Restate the data below word for word. Skip any images it contains.

[Records from a data collection]
□ □ □ □

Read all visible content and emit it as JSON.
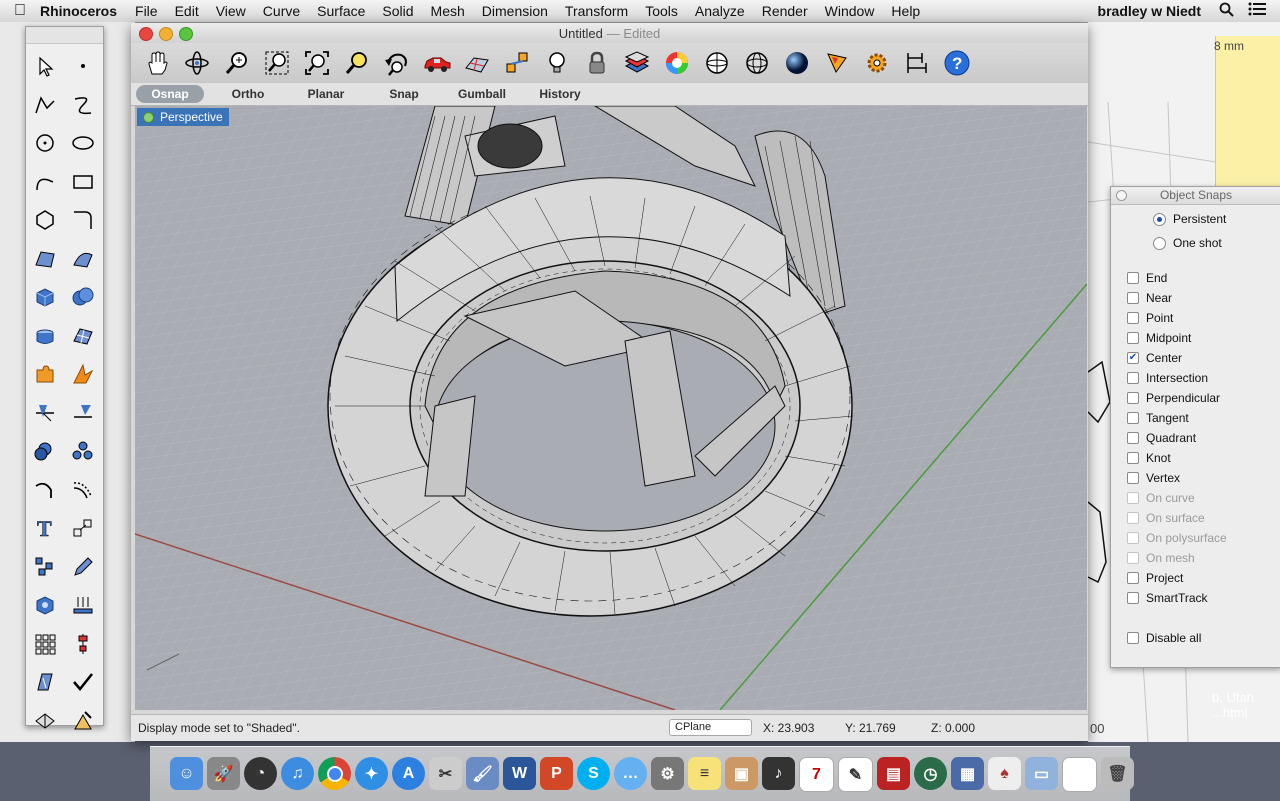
{
  "menubar": {
    "app_name": "Rhinoceros",
    "items": [
      "File",
      "Edit",
      "View",
      "Curve",
      "Surface",
      "Solid",
      "Mesh",
      "Dimension",
      "Transform",
      "Tools",
      "Analyze",
      "Render",
      "Window",
      "Help"
    ],
    "user": "bradley w Niedt"
  },
  "window": {
    "title": "Untitled",
    "edited": "— Edited"
  },
  "toolbar": {
    "icons": [
      "hand-pan-icon",
      "rotate-view-icon",
      "zoom-icon",
      "zoom-window-icon",
      "zoom-extents-icon",
      "zoom-selected-icon",
      "undo-view-icon",
      "car-icon",
      "grid-plane-icon",
      "snap-objects-icon",
      "light-bulb-icon",
      "lock-icon",
      "layers-icon",
      "color-wheel-icon",
      "sphere-wire-icon",
      "sphere-mesh-icon",
      "render-sphere-icon",
      "pencil-icon",
      "gear-icon",
      "dimension-icon",
      "help-icon"
    ]
  },
  "modes": [
    "Osnap",
    "Ortho",
    "Planar",
    "Snap",
    "Gumball",
    "History"
  ],
  "viewport": {
    "label": "Perspective"
  },
  "status": {
    "message": "Display mode set to \"Shaded\".",
    "cplane": "CPlane",
    "x": "X: 23.903",
    "y": "Y: 21.769",
    "z": "Z: 0.000"
  },
  "osnap": {
    "title": "Object Snaps",
    "modes": [
      {
        "label": "Persistent",
        "selected": true
      },
      {
        "label": "One shot",
        "selected": false
      }
    ],
    "snaps": [
      {
        "label": "End",
        "checked": false,
        "disabled": false
      },
      {
        "label": "Near",
        "checked": false,
        "disabled": false
      },
      {
        "label": "Point",
        "checked": false,
        "disabled": false
      },
      {
        "label": "Midpoint",
        "checked": false,
        "disabled": false
      },
      {
        "label": "Center",
        "checked": true,
        "disabled": false
      },
      {
        "label": "Intersection",
        "checked": false,
        "disabled": false
      },
      {
        "label": "Perpendicular",
        "checked": false,
        "disabled": false
      },
      {
        "label": "Tangent",
        "checked": false,
        "disabled": false
      },
      {
        "label": "Quadrant",
        "checked": false,
        "disabled": false
      },
      {
        "label": "Knot",
        "checked": false,
        "disabled": false
      },
      {
        "label": "Vertex",
        "checked": false,
        "disabled": false
      },
      {
        "label": "On curve",
        "checked": false,
        "disabled": true
      },
      {
        "label": "On surface",
        "checked": false,
        "disabled": true
      },
      {
        "label": "On polysurface",
        "checked": false,
        "disabled": true
      },
      {
        "label": "On mesh",
        "checked": false,
        "disabled": true
      },
      {
        "label": "Project",
        "checked": false,
        "disabled": false
      },
      {
        "label": "SmartTrack",
        "checked": false,
        "disabled": false
      }
    ],
    "disable_all": "Disable all"
  },
  "background": {
    "right_text_1": "8 mm",
    "right_text_2": "b, Utah",
    "right_text_3": "...html",
    "right_text_4": "00"
  },
  "dock": {
    "calendar_day": "7",
    "icons": [
      "finder-icon",
      "launchpad-icon",
      "dashboard-icon",
      "itunes-icon",
      "chrome-icon",
      "safari-icon",
      "app-store-icon",
      "scissors-icon",
      "paint-icon",
      "word-icon",
      "powerpoint-icon",
      "skype-icon",
      "messages-icon",
      "system-prefs-icon",
      "stickies-icon",
      "photos-icon",
      "audio-icon",
      "calendar-icon",
      "text-edit-icon",
      "photo-booth-icon",
      "time-machine-icon",
      "preview-icon",
      "cards-icon",
      "documents-folder-icon",
      "file-icon",
      "trash-icon"
    ]
  }
}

□ □ □ □

> _THE RESULT_
Read all visible content and emit it as JSON.
{
  "menubar": {
    "app_name": "Rhinoceros",
    "items": [
      "File",
      "Edit",
      "View",
      "Curve",
      "Surface",
      "Solid",
      "Mesh",
      "Dimension",
      "Transform",
      "Tools",
      "Analyze",
      "Render",
      "Window",
      "Help"
    ],
    "user": "bradley w Niedt"
  },
  "window": {
    "title": "Untitled",
    "edited": "— Edited"
  },
  "toolbar": {
    "icons": [
      "hand-pan-icon",
      "rotate-view-icon",
      "zoom-icon",
      "zoom-window-icon",
      "zoom-extents-icon",
      "zoom-selected-icon",
      "undo-view-icon",
      "car-icon",
      "grid-plane-icon",
      "snap-objects-icon",
      "light-bulb-icon",
      "lock-icon",
      "layers-icon",
      "color-wheel-icon",
      "sphere-wire-icon",
      "sphere-mesh-icon",
      "render-sphere-icon",
      "pencil-icon",
      "gear-icon",
      "dimension-icon",
      "help-icon"
    ]
  },
  "modes": [
    "Osnap",
    "Ortho",
    "Planar",
    "Snap",
    "Gumball",
    "History"
  ],
  "viewport": {
    "label": "Perspective"
  },
  "status": {
    "message": "Display mode set to \"Shaded\".",
    "cplane": "CPlane",
    "x": "X: 23.903",
    "y": "Y: 21.769",
    "z": "Z: 0.000"
  },
  "osnap": {
    "title": "Object Snaps",
    "modes": [
      {
        "label": "Persistent",
        "selected": true
      },
      {
        "label": "One shot",
        "selected": false
      }
    ],
    "snaps": [
      {
        "label": "End",
        "checked": false,
        "disabled": false
      },
      {
        "label": "Near",
        "checked": false,
        "disabled": false
      },
      {
        "label": "Point",
        "checked": false,
        "disabled": false
      },
      {
        "label": "Midpoint",
        "checked": false,
        "disabled": false
      },
      {
        "label": "Center",
        "checked": true,
        "disabled": false
      },
      {
        "label": "Intersection",
        "checked": false,
        "disabled": false
      },
      {
        "label": "Perpendicular",
        "checked": false,
        "disabled": false
      },
      {
        "label": "Tangent",
        "checked": false,
        "disabled": false
      },
      {
        "label": "Quadrant",
        "checked": false,
        "disabled": false
      },
      {
        "label": "Knot",
        "checked": false,
        "disabled": false
      },
      {
        "label": "Vertex",
        "checked": false,
        "disabled": false
      },
      {
        "label": "On curve",
        "checked": false,
        "disabled": true
      },
      {
        "label": "On surface",
        "checked": false,
        "disabled": true
      },
      {
        "label": "On polysurface",
        "checked": false,
        "disabled": true
      },
      {
        "label": "On mesh",
        "checked": false,
        "disabled": true
      },
      {
        "label": "Project",
        "checked": false,
        "disabled": false
      },
      {
        "label": "SmartTrack",
        "checked": false,
        "disabled": false
      }
    ],
    "disable_all": "Disable all"
  },
  "background": {
    "right_text_1": "8 mm",
    "right_text_2": "b, Utah",
    "right_text_3": "...html",
    "right_text_4": "00"
  },
  "dock": {
    "calendar_day": "7",
    "icons": [
      "finder-icon",
      "launchpad-icon",
      "dashboard-icon",
      "itunes-icon",
      "chrome-icon",
      "safari-icon",
      "app-store-icon",
      "scissors-icon",
      "paint-icon",
      "word-icon",
      "powerpoint-icon",
      "skype-icon",
      "messages-icon",
      "system-prefs-icon",
      "stickies-icon",
      "photos-icon",
      "audio-icon",
      "calendar-icon",
      "text-edit-icon",
      "photo-booth-icon",
      "time-machine-icon",
      "preview-icon",
      "cards-icon",
      "documents-folder-icon",
      "file-icon",
      "trash-icon"
    ]
  }
}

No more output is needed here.